▸ Information given

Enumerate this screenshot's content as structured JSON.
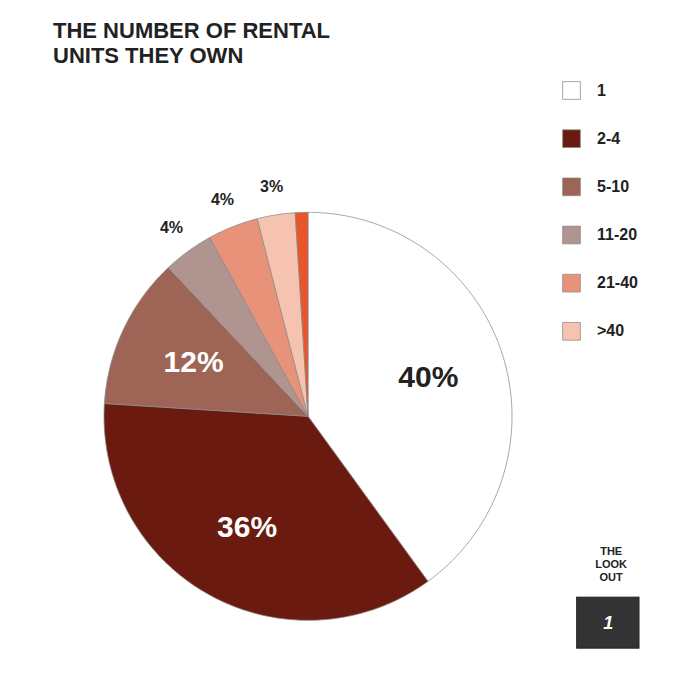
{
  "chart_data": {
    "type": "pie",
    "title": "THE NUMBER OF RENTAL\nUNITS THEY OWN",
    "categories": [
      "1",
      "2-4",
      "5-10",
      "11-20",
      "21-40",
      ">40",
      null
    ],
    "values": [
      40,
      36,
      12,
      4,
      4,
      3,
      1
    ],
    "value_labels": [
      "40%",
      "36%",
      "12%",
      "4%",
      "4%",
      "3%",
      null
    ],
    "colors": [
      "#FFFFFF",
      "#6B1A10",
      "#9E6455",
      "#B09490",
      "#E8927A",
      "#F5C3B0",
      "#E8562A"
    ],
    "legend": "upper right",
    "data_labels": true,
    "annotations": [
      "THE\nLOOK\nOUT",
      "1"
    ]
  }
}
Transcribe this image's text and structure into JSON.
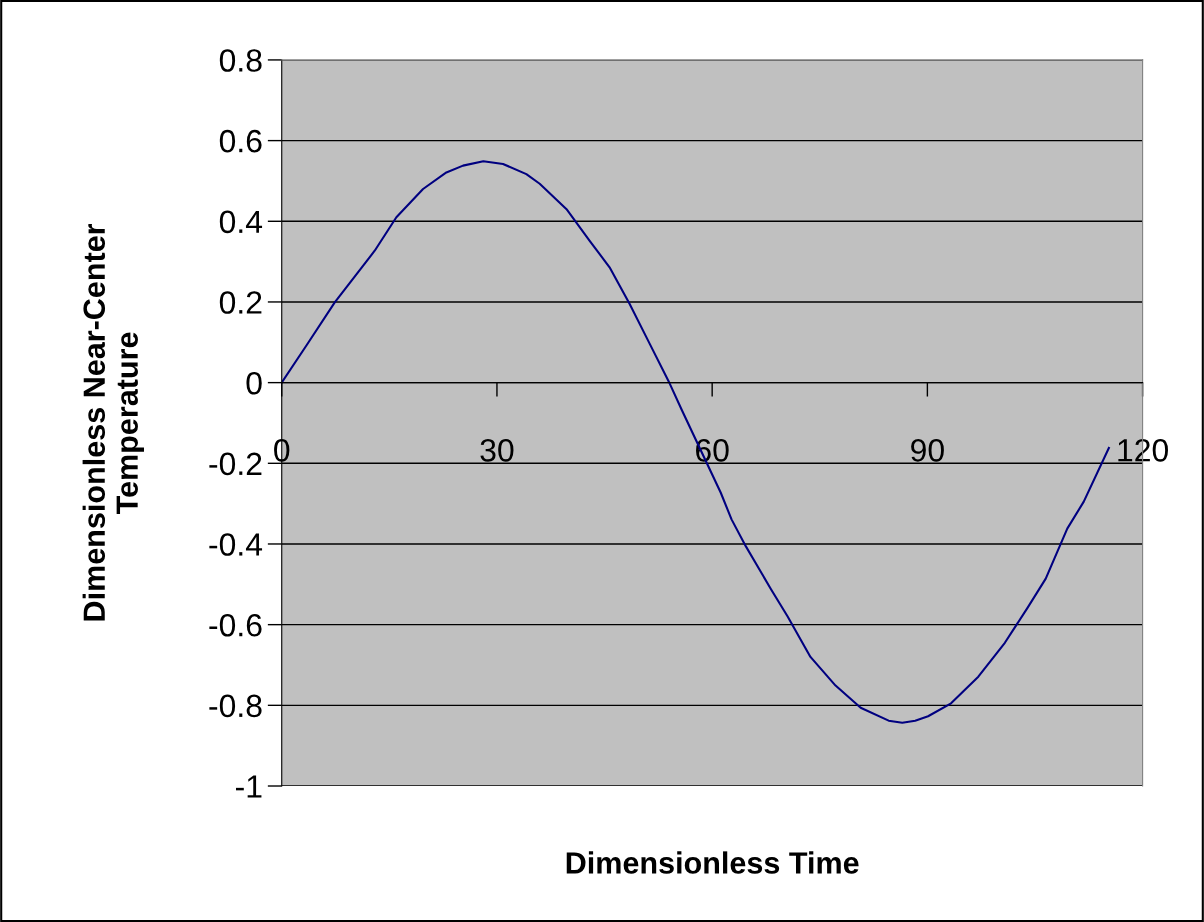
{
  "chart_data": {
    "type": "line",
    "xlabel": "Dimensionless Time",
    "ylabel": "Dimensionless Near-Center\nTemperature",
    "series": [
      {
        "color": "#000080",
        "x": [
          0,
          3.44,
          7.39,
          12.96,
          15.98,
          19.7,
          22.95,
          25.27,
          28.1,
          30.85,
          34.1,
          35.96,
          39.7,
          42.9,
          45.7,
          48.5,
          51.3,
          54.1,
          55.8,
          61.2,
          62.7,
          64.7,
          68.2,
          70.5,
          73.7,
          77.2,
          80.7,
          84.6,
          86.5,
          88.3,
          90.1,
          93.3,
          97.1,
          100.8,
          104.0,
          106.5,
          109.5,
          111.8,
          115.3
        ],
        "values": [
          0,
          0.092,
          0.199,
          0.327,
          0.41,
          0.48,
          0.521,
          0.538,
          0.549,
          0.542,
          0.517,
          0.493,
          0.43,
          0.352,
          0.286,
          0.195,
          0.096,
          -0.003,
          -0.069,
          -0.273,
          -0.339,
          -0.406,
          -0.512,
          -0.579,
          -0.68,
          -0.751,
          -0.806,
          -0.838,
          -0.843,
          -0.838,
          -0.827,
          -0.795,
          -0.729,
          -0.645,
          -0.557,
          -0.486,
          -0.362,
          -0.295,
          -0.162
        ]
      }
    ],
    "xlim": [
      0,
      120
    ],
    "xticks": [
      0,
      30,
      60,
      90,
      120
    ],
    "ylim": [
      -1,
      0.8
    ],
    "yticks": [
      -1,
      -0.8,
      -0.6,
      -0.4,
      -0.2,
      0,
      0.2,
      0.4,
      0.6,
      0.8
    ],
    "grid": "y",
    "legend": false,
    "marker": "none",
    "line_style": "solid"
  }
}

▸ Written exercise
Using the records above, list each line that includes "Dimensionless".

▸ Full answer
    "xlabel": "Dimensionless Time",
    "ylabel": "Dimensionless Near-Center\nTemperature",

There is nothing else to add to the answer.